*RECORDS TO PROCESS*.
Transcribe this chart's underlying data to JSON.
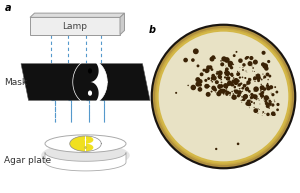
{
  "panel_a_label": "a",
  "panel_b_label": "b",
  "lamp_label": "Lamp",
  "mask_label": "Mask",
  "agar_label": "Agar plate",
  "lamp_face_color": "#eeeeee",
  "lamp_top_color": "#dddddd",
  "lamp_right_color": "#cccccc",
  "lamp_edge_color": "#999999",
  "mask_black": "#111111",
  "mask_white": "#ffffff",
  "plate_yellow": "#f0e020",
  "plate_white": "#ffffff",
  "dashed_color": "#5599cc",
  "bg_color": "#ffffff",
  "colony_color": "#3a2205",
  "agar_bg": "#e8e2c5",
  "plate_outer_dark": "#303030",
  "plate_rim_gold": "#c8aa50",
  "plate_rim_light": "#dcc870"
}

*GOAL*.
From the entries above, pull out each line that includes "ffffff".

*TASK RESULT*.
  "mask_white": "#ffffff",
  "plate_white": "#ffffff",
  "bg_color": "#ffffff",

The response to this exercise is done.